Task to carry out
Retype the data below without altering anything.

Source data
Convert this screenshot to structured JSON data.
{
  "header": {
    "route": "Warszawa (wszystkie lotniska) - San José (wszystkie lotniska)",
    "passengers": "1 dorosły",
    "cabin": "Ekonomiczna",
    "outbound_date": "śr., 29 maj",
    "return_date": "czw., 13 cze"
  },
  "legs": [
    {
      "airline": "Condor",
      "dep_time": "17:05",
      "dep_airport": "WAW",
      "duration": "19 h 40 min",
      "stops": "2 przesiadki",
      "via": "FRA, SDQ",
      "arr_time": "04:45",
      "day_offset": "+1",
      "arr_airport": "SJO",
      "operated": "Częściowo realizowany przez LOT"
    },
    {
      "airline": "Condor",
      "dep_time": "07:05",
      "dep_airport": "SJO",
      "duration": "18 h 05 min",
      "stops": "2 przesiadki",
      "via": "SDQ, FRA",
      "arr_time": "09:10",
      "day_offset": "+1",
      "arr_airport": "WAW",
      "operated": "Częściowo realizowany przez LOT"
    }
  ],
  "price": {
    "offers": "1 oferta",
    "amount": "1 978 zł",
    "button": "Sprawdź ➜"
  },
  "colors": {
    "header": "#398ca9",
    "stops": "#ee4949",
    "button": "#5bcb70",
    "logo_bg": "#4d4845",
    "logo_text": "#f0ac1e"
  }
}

In response
Convert this screenshot to structured JSON data.
{
  "header": {
    "route": "Warszawa (wszystkie lotniska) - San José (wszystkie lotniska)",
    "passengers": "1 dorosły",
    "cabin": "Ekonomiczna",
    "outbound_date": "śr., 29 maj",
    "return_date": "czw., 13 cze"
  },
  "legs": [
    {
      "airline": "Condor",
      "dep_time": "17:05",
      "dep_airport": "WAW",
      "duration": "19 h 40 min",
      "stops": "2 przesiadki",
      "via": "FRA, SDQ",
      "arr_time": "04:45",
      "day_offset": "+1",
      "arr_airport": "SJO",
      "operated": "Częściowo realizowany przez LOT"
    },
    {
      "airline": "Condor",
      "dep_time": "07:05",
      "dep_airport": "SJO",
      "duration": "18 h 05 min",
      "stops": "2 przesiadki",
      "via": "SDQ, FRA",
      "arr_time": "09:10",
      "day_offset": "+1",
      "arr_airport": "WAW",
      "operated": "Częściowo realizowany przez LOT"
    }
  ],
  "price": {
    "offers": "1 oferta",
    "amount": "1 978 zł",
    "button": "Sprawdź ➜"
  },
  "colors": {
    "header": "#398ca9",
    "stops": "#ee4949",
    "button": "#5bcb70",
    "logo_bg": "#4d4845",
    "logo_text": "#f0ac1e"
  }
}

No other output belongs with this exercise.